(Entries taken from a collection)
◇ ◇ ◇ ◇

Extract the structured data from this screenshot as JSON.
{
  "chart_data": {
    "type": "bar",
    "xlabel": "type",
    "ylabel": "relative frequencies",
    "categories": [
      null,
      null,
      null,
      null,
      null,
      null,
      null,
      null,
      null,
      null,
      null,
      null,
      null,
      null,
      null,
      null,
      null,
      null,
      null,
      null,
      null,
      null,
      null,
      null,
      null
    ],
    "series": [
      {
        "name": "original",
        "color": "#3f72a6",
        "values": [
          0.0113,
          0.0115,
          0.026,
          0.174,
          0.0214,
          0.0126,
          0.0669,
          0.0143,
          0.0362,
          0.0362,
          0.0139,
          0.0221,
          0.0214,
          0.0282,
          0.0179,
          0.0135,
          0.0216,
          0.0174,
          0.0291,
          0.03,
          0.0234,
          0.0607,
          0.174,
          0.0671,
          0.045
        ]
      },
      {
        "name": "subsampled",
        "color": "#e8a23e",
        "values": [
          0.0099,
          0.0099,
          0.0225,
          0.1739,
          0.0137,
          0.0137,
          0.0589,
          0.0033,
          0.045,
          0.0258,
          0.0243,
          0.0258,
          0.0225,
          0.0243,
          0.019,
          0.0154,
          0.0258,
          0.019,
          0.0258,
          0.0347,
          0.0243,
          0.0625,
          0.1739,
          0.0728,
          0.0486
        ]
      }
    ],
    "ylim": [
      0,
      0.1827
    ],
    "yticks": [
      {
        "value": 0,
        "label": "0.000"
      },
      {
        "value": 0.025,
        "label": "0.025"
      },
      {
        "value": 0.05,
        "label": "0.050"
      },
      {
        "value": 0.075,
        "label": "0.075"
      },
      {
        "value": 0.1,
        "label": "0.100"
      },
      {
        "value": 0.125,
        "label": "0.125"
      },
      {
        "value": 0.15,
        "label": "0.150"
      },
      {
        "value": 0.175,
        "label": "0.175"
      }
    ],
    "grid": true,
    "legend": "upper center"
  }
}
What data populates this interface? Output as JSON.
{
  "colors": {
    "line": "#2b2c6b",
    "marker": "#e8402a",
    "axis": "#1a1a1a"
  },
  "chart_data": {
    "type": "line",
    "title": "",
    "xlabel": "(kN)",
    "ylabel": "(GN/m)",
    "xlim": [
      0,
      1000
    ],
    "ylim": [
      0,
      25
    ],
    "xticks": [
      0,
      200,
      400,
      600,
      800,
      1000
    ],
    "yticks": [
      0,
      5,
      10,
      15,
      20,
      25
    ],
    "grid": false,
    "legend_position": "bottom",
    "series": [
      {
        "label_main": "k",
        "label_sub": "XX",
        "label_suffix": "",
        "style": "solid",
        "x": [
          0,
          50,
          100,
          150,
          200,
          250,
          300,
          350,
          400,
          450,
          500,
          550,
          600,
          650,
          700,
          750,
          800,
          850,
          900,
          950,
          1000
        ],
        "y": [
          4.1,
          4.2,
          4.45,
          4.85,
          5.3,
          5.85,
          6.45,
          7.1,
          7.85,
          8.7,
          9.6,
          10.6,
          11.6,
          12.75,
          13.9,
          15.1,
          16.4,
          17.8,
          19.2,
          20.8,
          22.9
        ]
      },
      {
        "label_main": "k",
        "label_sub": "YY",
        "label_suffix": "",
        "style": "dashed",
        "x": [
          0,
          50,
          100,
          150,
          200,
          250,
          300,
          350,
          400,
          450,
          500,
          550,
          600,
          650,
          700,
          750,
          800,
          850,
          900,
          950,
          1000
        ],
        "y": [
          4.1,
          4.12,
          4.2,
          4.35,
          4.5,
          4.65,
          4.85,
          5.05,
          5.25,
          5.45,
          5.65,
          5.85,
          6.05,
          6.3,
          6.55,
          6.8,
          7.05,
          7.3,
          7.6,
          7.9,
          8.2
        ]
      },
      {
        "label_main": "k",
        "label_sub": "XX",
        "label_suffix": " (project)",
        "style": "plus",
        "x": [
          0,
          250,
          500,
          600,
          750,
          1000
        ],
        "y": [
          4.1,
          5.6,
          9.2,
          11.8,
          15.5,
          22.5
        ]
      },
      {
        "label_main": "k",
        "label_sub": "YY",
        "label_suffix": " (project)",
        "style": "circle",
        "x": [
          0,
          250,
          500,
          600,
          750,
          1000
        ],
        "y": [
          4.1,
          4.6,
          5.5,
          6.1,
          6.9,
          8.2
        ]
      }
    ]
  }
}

◇ ◇ ◇ ◇

*What you should do:* The records above are to be repeated exactly, in their entirety.

*Complete answer:*
Extract the structured data from this screenshot as JSON.
{
  "chart_data": {
    "type": "bar",
    "xlabel": "type",
    "ylabel": "relative frequencies",
    "categories": [
      null,
      null,
      null,
      null,
      null,
      null,
      null,
      null,
      null,
      null,
      null,
      null,
      null,
      null,
      null,
      null,
      null,
      null,
      null,
      null,
      null,
      null,
      null,
      null,
      null
    ],
    "series": [
      {
        "name": "original",
        "color": "#3f72a6",
        "values": [
          0.0113,
          0.0115,
          0.026,
          0.174,
          0.0214,
          0.0126,
          0.0669,
          0.0143,
          0.0362,
          0.0362,
          0.0139,
          0.0221,
          0.0214,
          0.0282,
          0.0179,
          0.0135,
          0.0216,
          0.0174,
          0.0291,
          0.03,
          0.0234,
          0.0607,
          0.174,
          0.0671,
          0.045
        ]
      },
      {
        "name": "subsampled",
        "color": "#e8a23e",
        "values": [
          0.0099,
          0.0099,
          0.0225,
          0.1739,
          0.0137,
          0.0137,
          0.0589,
          0.0033,
          0.045,
          0.0258,
          0.0243,
          0.0258,
          0.0225,
          0.0243,
          0.019,
          0.0154,
          0.0258,
          0.019,
          0.0258,
          0.0347,
          0.0243,
          0.0625,
          0.1739,
          0.0728,
          0.0486
        ]
      }
    ],
    "ylim": [
      0,
      0.1827
    ],
    "yticks": [
      {
        "value": 0,
        "label": "0.000"
      },
      {
        "value": 0.025,
        "label": "0.025"
      },
      {
        "value": 0.05,
        "label": "0.050"
      },
      {
        "value": 0.075,
        "label": "0.075"
      },
      {
        "value": 0.1,
        "label": "0.100"
      },
      {
        "value": 0.125,
        "label": "0.125"
      },
      {
        "value": 0.15,
        "label": "0.150"
      },
      {
        "value": 0.175,
        "label": "0.175"
      }
    ],
    "grid": true,
    "legend": "upper center"
  }
}
What data populates this interface? Output as JSON.
{
  "colors": {
    "line": "#2b2c6b",
    "marker": "#e8402a",
    "axis": "#1a1a1a"
  },
  "chart_data": {
    "type": "line",
    "title": "",
    "xlabel": "(kN)",
    "ylabel": "(GN/m)",
    "xlim": [
      0,
      1000
    ],
    "ylim": [
      0,
      25
    ],
    "xticks": [
      0,
      200,
      400,
      600,
      800,
      1000
    ],
    "yticks": [
      0,
      5,
      10,
      15,
      20,
      25
    ],
    "grid": false,
    "legend_position": "bottom",
    "series": [
      {
        "label_main": "k",
        "label_sub": "XX",
        "label_suffix": "",
        "style": "solid",
        "x": [
          0,
          50,
          100,
          150,
          200,
          250,
          300,
          350,
          400,
          450,
          500,
          550,
          600,
          650,
          700,
          750,
          800,
          850,
          900,
          950,
          1000
        ],
        "y": [
          4.1,
          4.2,
          4.45,
          4.85,
          5.3,
          5.85,
          6.45,
          7.1,
          7.85,
          8.7,
          9.6,
          10.6,
          11.6,
          12.75,
          13.9,
          15.1,
          16.4,
          17.8,
          19.2,
          20.8,
          22.9
        ]
      },
      {
        "label_main": "k",
        "label_sub": "YY",
        "label_suffix": "",
        "style": "dashed",
        "x": [
          0,
          50,
          100,
          150,
          200,
          250,
          300,
          350,
          400,
          450,
          500,
          550,
          600,
          650,
          700,
          750,
          800,
          850,
          900,
          950,
          1000
        ],
        "y": [
          4.1,
          4.12,
          4.2,
          4.35,
          4.5,
          4.65,
          4.85,
          5.05,
          5.25,
          5.45,
          5.65,
          5.85,
          6.05,
          6.3,
          6.55,
          6.8,
          7.05,
          7.3,
          7.6,
          7.9,
          8.2
        ]
      },
      {
        "label_main": "k",
        "label_sub": "XX",
        "label_suffix": " (project)",
        "style": "plus",
        "x": [
          0,
          250,
          500,
          600,
          750,
          1000
        ],
        "y": [
          4.1,
          5.6,
          9.2,
          11.8,
          15.5,
          22.5
        ]
      },
      {
        "label_main": "k",
        "label_sub": "YY",
        "label_suffix": " (project)",
        "style": "circle",
        "x": [
          0,
          250,
          500,
          600,
          750,
          1000
        ],
        "y": [
          4.1,
          4.6,
          5.5,
          6.1,
          6.9,
          8.2
        ]
      }
    ]
  }
}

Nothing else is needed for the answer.